Write out precisely the lines beginning with the line that contains "Convert this document image to plain text." and ending with the last line of the entries, and no other lines.
━━━━━━━━━━━━━━━━
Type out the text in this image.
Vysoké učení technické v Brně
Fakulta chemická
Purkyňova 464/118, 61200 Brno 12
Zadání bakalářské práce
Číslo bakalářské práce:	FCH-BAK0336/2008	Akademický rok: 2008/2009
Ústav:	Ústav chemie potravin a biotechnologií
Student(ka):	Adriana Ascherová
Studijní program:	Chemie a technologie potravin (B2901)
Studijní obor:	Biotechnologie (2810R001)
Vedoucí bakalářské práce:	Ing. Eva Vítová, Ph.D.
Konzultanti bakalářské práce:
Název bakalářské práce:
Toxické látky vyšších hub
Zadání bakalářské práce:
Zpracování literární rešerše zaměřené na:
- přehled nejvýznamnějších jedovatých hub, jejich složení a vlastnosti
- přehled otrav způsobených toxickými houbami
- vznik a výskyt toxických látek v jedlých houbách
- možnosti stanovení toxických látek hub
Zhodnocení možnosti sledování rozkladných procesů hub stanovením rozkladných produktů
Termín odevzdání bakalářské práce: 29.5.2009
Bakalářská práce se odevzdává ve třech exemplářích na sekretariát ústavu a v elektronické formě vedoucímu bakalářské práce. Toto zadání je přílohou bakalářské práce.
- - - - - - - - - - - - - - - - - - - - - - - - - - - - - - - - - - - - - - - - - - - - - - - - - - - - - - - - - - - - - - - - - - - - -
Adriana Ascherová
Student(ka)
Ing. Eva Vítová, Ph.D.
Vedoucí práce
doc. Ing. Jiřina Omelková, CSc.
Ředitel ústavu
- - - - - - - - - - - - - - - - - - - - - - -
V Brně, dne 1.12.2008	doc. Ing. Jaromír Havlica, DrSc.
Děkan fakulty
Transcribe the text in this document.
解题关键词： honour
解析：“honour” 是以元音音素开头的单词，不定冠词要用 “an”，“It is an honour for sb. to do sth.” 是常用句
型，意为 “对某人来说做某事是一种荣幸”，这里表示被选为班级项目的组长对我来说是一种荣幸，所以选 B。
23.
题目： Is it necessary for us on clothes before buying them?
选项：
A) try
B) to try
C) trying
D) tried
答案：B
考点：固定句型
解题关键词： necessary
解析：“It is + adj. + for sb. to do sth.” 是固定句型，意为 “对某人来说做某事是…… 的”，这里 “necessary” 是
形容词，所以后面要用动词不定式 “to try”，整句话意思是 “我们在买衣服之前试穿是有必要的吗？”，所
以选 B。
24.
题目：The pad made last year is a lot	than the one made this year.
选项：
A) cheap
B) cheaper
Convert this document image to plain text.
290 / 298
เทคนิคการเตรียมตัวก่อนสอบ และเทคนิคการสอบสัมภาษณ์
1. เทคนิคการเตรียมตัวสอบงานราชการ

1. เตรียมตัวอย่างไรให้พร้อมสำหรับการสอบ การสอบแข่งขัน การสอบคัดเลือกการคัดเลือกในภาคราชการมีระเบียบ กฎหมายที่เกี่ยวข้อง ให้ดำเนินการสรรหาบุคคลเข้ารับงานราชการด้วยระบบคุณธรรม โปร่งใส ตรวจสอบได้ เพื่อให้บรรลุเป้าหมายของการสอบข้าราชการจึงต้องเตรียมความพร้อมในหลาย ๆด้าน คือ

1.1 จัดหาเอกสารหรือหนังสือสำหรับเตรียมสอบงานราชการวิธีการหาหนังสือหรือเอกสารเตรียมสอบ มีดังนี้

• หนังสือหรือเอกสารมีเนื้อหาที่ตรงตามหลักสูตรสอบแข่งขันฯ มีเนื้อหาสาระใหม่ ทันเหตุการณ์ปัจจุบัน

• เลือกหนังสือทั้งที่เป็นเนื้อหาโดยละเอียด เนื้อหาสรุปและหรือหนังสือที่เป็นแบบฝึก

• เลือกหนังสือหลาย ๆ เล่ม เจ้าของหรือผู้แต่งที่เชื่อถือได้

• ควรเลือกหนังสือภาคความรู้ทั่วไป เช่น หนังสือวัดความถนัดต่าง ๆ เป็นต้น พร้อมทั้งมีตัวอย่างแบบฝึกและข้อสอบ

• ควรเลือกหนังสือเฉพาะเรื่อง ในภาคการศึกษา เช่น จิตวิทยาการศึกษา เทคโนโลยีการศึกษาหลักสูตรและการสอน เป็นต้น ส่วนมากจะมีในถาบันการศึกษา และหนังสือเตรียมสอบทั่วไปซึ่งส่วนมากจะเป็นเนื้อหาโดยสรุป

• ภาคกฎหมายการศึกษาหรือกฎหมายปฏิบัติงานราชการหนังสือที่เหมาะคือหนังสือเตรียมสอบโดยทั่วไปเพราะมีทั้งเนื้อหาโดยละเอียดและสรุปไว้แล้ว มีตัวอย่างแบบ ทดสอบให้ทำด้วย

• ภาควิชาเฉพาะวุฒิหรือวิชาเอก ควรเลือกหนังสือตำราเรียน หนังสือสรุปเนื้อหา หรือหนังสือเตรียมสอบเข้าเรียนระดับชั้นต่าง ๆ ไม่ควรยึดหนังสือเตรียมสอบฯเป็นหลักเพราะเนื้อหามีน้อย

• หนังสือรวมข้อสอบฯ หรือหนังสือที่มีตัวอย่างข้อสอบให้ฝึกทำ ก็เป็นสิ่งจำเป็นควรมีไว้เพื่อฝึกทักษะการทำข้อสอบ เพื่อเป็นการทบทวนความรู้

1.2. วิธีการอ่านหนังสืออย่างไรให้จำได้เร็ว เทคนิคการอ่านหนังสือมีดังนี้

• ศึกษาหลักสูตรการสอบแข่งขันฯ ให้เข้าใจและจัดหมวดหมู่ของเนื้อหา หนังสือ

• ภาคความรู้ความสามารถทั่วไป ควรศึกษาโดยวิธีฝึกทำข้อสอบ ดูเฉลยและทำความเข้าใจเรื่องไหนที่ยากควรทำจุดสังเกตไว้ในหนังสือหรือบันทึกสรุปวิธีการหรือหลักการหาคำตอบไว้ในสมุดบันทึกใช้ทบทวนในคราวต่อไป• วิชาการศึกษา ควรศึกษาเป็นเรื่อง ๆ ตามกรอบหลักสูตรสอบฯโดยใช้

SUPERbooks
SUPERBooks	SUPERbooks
━━━━━━━━━━━━━━━━
Exercise result:
Convert this document image to plain text.
290 / 298
เทคนิคการเตรียมตัวก่อนสอบ และเทคนิคการสอบสัมภาษณ์
1. เทคนิคการเตรียมตัวสอบงานราชการ

1. เตรียมตัวอย่างไรให้พร้อมสำหรับการสอบ การสอบแข่งขัน การสอบคัดเลือกการคัดเลือกในภาคราชการมีระเบียบ กฎหมายที่เกี่ยวข้อง ให้ดำเนินการสรรหาบุคคลเข้ารับงานราชการด้วยระบบคุณธรรม โปร่งใส ตรวจสอบได้ เพื่อให้บรรลุเป้าหมายของการสอบข้าราชการจึงต้องเตรียมความพร้อมในหลาย ๆด้าน คือ

1.1 จัดหาเอกสารหรือหนังสือสำหรับเตรียมสอบงานราชการวิธีการหาหนังสือหรือเอกสารเตรียมสอบ มีดังนี้

• หนังสือหรือเอกสารมีเนื้อหาที่ตรงตามหลักสูตรสอบแข่งขันฯ มีเนื้อหาสาระใหม่ ทันเหตุการณ์ปัจจุบัน

• เลือกหนังสือทั้งที่เป็นเนื้อหาโดยละเอียด เนื้อหาสรุปและหรือหนังสือที่เป็นแบบฝึก

• เลือกหนังสือหลาย ๆ เล่ม เจ้าของหรือผู้แต่งที่เชื่อถือได้

• ควรเลือกหนังสือภาคความรู้ทั่วไป เช่น หนังสือวัดความถนัดต่าง ๆ เป็นต้น พร้อมทั้งมีตัวอย่างแบบฝึกและข้อสอบ

• ควรเลือกหนังสือเฉพาะเรื่อง ในภาคการศึกษา เช่น จิตวิทยาการศึกษา เทคโนโลยีการศึกษาหลักสูตรและการสอน เป็นต้น ส่วนมากจะมีในถาบันการศึกษา และหนังสือเตรียมสอบทั่วไปซึ่งส่วนมากจะเป็นเนื้อหาโดยสรุป

• ภาคกฎหมายการศึกษาหรือกฎหมายปฏิบัติงานราชการหนังสือที่เหมาะคือหนังสือเตรียมสอบโดยทั่วไปเพราะมีทั้งเนื้อหาโดยละเอียดและสรุปไว้แล้ว มีตัวอย่างแบบ ทดสอบให้ทำด้วย

• ภาควิชาเฉพาะวุฒิหรือวิชาเอก ควรเลือกหนังสือตำราเรียน หนังสือสรุปเนื้อหา หรือหนังสือเตรียมสอบเข้าเรียนระดับชั้นต่าง ๆ ไม่ควรยึดหนังสือเตรียมสอบฯเป็นหลักเพราะเนื้อหามีน้อย

• หนังสือรวมข้อสอบฯ หรือหนังสือที่มีตัวอย่างข้อสอบให้ฝึกทำ ก็เป็นสิ่งจำเป็นควรมีไว้เพื่อฝึกทักษะการทำข้อสอบ เพื่อเป็นการทบทวนความรู้

1.2. วิธีการอ่านหนังสืออย่างไรให้จำได้เร็ว เทคนิคการอ่านหนังสือมีดังนี้

• ศึกษาหลักสูตรการสอบแข่งขันฯ ให้เข้าใจและจัดหมวดหมู่ของเนื้อหา หนังสือ

• ภาคความรู้ความสามารถทั่วไป ควรศึกษาโดยวิธีฝึกทำข้อสอบ ดูเฉลยและทำความเข้าใจเรื่องไหนที่ยากควรทำจุดสังเกตไว้ในหนังสือหรือบันทึกสรุปวิธีการหรือหลักการหาคำตอบไว้ในสมุดบันทึกใช้ทบทวนในคราวต่อไป• วิชาการศึกษา ควรศึกษาเป็นเรื่อง ๆ ตามกรอบหลักสูตรสอบฯโดยใช้

SUPERbooks
SUPERBooks	SUPERbooks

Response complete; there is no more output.